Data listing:
========

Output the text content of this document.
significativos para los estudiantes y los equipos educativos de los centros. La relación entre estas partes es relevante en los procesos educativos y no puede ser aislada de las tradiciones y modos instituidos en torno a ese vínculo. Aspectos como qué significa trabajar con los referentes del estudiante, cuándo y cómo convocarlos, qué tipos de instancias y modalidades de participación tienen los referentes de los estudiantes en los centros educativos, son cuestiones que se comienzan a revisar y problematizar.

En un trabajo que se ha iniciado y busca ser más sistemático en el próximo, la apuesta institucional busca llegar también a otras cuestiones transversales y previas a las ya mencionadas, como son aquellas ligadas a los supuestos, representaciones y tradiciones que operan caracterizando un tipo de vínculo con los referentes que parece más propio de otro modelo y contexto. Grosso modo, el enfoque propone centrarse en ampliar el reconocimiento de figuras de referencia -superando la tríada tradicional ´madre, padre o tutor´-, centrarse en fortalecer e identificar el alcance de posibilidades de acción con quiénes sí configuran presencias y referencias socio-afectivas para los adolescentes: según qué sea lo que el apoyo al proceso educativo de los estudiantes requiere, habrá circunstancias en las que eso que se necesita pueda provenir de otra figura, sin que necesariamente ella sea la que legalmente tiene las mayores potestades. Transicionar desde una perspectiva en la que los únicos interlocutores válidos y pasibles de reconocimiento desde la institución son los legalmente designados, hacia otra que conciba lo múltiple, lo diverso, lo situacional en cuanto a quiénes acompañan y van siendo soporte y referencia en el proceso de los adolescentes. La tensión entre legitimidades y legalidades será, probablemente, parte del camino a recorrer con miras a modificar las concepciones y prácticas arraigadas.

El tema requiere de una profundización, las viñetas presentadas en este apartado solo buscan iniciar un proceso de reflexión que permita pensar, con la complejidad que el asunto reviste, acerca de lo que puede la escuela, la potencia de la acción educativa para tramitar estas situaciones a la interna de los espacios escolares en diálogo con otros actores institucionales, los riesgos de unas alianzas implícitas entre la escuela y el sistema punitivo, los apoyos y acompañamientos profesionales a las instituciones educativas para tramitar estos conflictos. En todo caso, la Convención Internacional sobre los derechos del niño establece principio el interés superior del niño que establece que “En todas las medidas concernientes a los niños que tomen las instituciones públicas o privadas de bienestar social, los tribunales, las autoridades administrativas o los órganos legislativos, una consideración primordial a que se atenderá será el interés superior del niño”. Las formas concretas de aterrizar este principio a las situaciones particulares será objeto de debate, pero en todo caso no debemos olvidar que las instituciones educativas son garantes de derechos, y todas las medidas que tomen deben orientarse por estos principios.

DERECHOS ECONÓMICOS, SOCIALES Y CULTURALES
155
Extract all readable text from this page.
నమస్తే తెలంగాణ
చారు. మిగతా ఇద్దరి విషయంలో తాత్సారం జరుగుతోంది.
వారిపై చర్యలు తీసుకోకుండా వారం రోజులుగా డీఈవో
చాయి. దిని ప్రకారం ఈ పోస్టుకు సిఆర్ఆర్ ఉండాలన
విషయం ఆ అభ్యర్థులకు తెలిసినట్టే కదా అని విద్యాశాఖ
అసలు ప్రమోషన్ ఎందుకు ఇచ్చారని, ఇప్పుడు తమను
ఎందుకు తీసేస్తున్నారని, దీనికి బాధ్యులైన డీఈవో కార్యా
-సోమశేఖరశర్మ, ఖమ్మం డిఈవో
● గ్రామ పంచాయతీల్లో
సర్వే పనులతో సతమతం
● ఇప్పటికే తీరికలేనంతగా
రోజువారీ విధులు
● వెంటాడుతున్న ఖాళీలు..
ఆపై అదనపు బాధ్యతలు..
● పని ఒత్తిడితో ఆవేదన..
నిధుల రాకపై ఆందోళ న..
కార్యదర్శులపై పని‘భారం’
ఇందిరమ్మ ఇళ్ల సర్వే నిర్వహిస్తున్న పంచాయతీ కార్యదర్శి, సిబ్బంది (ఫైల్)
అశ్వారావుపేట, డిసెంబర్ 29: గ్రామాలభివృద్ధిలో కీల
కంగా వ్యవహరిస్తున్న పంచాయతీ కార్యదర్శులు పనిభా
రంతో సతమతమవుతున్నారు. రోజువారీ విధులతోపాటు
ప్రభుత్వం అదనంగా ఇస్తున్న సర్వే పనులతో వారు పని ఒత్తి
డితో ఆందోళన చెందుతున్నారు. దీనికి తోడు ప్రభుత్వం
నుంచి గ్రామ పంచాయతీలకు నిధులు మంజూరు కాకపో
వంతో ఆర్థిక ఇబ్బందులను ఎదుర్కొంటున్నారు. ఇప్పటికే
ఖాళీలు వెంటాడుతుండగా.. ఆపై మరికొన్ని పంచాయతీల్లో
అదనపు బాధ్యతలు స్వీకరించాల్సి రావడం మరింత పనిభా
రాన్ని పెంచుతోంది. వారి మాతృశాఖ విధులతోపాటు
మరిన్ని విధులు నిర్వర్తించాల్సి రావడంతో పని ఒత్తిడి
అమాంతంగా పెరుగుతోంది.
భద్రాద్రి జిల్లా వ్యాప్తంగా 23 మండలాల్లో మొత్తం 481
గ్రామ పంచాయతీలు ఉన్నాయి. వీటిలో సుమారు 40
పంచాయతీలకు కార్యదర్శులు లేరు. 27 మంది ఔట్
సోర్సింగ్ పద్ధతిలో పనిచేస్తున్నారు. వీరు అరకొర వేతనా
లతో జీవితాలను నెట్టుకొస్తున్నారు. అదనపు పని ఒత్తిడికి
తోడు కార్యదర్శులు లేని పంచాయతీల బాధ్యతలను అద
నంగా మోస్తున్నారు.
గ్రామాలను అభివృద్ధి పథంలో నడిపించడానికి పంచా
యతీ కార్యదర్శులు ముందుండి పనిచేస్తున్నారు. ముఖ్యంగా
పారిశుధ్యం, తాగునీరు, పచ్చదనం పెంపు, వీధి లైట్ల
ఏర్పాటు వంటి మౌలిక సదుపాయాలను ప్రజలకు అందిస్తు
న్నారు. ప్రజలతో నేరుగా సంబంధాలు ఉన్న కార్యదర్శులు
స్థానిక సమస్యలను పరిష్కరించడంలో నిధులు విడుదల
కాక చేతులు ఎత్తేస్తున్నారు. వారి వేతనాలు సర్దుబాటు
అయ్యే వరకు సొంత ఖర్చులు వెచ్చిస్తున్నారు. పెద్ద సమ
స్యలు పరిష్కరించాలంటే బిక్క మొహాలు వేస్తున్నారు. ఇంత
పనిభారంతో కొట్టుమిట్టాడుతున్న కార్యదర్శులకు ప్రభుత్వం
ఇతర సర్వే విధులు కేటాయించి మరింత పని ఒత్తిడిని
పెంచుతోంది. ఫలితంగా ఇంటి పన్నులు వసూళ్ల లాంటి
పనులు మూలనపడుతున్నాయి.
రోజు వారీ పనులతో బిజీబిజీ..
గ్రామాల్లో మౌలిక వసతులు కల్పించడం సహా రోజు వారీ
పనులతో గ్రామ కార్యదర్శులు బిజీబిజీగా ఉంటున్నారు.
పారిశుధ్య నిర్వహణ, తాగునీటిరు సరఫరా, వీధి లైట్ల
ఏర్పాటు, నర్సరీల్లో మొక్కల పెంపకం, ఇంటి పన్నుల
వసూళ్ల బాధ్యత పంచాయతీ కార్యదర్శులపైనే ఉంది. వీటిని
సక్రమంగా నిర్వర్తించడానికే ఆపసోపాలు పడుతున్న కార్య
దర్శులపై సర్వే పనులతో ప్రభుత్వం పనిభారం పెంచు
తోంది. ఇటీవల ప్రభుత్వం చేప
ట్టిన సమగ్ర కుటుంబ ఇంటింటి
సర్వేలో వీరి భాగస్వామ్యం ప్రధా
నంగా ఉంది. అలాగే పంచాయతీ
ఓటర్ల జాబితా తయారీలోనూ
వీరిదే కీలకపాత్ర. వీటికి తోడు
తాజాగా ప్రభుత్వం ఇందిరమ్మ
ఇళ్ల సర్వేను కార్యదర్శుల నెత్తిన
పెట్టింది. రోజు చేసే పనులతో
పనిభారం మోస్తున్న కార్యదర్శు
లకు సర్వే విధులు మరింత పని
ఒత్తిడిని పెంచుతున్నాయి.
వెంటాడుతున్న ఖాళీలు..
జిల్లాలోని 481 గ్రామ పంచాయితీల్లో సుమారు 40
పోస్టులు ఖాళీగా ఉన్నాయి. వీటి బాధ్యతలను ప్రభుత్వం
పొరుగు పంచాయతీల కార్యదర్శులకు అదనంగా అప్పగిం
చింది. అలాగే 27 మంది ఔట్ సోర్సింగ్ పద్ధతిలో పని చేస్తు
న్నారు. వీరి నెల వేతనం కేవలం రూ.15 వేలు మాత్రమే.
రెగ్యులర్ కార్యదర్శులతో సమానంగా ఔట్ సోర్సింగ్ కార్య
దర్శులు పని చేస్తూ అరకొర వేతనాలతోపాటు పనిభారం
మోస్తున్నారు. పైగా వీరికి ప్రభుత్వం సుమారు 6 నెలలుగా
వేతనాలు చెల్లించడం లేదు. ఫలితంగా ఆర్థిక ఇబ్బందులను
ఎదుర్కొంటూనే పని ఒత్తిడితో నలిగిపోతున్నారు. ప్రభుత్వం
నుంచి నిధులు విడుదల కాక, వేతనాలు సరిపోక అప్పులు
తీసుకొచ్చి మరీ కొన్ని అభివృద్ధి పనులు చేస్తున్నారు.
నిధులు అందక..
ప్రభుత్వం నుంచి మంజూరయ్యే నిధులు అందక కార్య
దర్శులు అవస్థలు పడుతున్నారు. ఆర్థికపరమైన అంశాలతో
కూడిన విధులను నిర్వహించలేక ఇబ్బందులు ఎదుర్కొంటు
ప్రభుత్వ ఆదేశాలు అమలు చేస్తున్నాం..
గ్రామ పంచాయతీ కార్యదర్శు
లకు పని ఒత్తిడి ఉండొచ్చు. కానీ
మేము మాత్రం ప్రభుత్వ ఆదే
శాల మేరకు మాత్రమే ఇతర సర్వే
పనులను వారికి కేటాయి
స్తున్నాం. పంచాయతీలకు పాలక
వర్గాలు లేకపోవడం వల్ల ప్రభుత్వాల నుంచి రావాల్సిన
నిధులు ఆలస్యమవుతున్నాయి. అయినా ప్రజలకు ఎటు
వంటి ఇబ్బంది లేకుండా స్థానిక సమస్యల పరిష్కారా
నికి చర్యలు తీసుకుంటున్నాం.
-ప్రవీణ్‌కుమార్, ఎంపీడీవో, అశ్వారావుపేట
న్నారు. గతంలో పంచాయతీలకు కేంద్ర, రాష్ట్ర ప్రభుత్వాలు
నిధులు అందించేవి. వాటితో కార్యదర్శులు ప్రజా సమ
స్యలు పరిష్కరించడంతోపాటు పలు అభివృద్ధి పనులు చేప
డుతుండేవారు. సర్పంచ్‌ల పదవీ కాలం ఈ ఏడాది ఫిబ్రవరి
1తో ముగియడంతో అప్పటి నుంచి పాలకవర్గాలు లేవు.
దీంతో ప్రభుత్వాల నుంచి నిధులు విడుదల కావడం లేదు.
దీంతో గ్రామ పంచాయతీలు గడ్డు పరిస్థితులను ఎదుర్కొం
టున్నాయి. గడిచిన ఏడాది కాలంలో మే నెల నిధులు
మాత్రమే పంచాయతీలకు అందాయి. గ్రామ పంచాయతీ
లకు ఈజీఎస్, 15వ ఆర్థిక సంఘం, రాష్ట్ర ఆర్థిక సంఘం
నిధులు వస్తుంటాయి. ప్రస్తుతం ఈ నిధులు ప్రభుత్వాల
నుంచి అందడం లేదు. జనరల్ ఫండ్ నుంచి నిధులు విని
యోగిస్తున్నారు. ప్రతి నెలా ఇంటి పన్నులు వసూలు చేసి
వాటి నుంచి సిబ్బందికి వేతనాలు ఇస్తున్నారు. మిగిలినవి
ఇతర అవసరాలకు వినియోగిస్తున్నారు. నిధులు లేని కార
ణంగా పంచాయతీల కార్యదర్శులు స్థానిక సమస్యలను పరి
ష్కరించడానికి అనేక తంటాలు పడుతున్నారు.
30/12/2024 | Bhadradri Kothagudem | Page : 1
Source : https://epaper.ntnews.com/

========

Written instruction: Find all the lines containing "అదనప" in the material, then copy them.

Finished task:
ఆపై అదనపు బాధ్యతలు..
అదనపు బాధ్యతలు స్వీకరించాల్సి రావడం మరింత పనిభా
లతో జీవితాలను నెట్టుకొస్తున్నారు. అదనపు పని ఒత్తిడికి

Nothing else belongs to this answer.